**Goal**:
Find the lines of data that contain the string "khuếch", then list them.

[Start The input]

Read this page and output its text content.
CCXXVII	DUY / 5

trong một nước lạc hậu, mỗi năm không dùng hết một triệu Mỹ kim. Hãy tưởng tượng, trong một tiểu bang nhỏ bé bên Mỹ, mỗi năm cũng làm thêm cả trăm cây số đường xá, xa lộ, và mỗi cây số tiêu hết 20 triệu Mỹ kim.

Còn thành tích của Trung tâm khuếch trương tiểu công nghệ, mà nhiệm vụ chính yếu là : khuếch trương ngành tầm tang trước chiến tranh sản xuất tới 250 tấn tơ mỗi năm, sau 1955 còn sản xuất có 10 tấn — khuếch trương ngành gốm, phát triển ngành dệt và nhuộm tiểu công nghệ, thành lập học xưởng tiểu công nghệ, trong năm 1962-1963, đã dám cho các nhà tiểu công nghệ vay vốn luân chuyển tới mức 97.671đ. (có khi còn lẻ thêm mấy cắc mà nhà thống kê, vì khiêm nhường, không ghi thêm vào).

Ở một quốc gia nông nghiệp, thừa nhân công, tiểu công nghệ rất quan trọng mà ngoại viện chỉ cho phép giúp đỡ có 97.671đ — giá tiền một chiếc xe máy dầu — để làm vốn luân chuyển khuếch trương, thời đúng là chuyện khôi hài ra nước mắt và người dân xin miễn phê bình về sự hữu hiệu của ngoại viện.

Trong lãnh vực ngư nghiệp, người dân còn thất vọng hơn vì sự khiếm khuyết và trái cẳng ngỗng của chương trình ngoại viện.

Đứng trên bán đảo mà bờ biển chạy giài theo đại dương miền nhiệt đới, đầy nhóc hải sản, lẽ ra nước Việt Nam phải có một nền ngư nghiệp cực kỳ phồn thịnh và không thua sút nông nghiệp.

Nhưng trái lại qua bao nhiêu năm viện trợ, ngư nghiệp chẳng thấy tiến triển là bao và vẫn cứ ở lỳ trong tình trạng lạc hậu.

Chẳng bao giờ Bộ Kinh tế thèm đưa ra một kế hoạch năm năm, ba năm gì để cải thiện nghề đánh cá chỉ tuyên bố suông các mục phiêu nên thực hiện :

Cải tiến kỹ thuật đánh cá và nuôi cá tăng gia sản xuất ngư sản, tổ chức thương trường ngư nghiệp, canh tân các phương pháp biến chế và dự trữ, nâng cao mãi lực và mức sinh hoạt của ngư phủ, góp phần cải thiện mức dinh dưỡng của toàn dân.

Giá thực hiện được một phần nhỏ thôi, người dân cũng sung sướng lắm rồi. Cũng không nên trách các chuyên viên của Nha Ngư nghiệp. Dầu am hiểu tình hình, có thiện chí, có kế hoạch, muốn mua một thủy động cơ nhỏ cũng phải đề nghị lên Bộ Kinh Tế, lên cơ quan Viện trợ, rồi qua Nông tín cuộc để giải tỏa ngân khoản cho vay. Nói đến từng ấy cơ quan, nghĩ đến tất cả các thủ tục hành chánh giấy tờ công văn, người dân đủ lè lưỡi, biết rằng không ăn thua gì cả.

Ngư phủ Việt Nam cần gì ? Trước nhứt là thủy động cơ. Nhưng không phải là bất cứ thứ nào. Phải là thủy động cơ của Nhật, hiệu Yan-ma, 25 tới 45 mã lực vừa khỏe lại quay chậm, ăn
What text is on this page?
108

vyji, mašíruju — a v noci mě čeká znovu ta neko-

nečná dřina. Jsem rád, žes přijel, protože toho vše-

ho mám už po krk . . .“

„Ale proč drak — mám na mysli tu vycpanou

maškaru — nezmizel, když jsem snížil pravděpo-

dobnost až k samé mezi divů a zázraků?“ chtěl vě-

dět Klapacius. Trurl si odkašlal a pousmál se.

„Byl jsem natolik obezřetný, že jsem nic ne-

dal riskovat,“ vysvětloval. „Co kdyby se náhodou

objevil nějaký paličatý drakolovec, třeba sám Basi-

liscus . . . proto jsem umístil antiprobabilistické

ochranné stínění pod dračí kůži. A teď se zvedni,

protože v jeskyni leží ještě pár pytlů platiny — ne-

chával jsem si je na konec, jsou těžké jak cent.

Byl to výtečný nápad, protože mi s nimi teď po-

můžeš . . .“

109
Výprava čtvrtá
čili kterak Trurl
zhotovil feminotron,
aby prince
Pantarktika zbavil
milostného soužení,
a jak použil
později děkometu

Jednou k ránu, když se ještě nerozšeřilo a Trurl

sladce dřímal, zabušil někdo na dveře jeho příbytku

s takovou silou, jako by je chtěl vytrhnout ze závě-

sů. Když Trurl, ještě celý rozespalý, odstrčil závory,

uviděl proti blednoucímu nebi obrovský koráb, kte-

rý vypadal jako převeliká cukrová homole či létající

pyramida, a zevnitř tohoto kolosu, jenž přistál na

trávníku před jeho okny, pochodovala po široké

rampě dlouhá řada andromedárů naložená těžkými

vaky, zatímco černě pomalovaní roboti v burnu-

[End The input]

**Output for this exercise**:
Còn thành tích của Trung tâm khuếch trương tiểu công nghệ, mà nhiệm vụ chính yếu là : khuếch trương ngành tầm tang trước chiến tranh sản xuất tới 250 tấn tơ mỗi năm, sau 1955 còn sản xuất có 10 tấn — khuếch trương ngành gốm, phát triển ngành dệt và nhuộm tiểu công nghệ, thành lập học xưởng tiểu công nghệ, trong năm 1962-1963, đã dám cho các nhà tiểu công nghệ vay vốn luân chuyển tới mức 97.671đ. (có khi còn lẻ thêm mấy cắc mà nhà thống kê, vì khiêm nhường, không ghi thêm vào).
Ở một quốc gia nông nghiệp, thừa nhân công, tiểu công nghệ rất quan trọng mà ngoại viện chỉ cho phép giúp đỡ có 97.671đ — giá tiền một chiếc xe máy dầu — để làm vốn luân chuyển khuếch trương, thời đúng là chuyện khôi hài ra nước mắt và người dân xin miễn phê bình về sự hữu hiệu của ngoại viện.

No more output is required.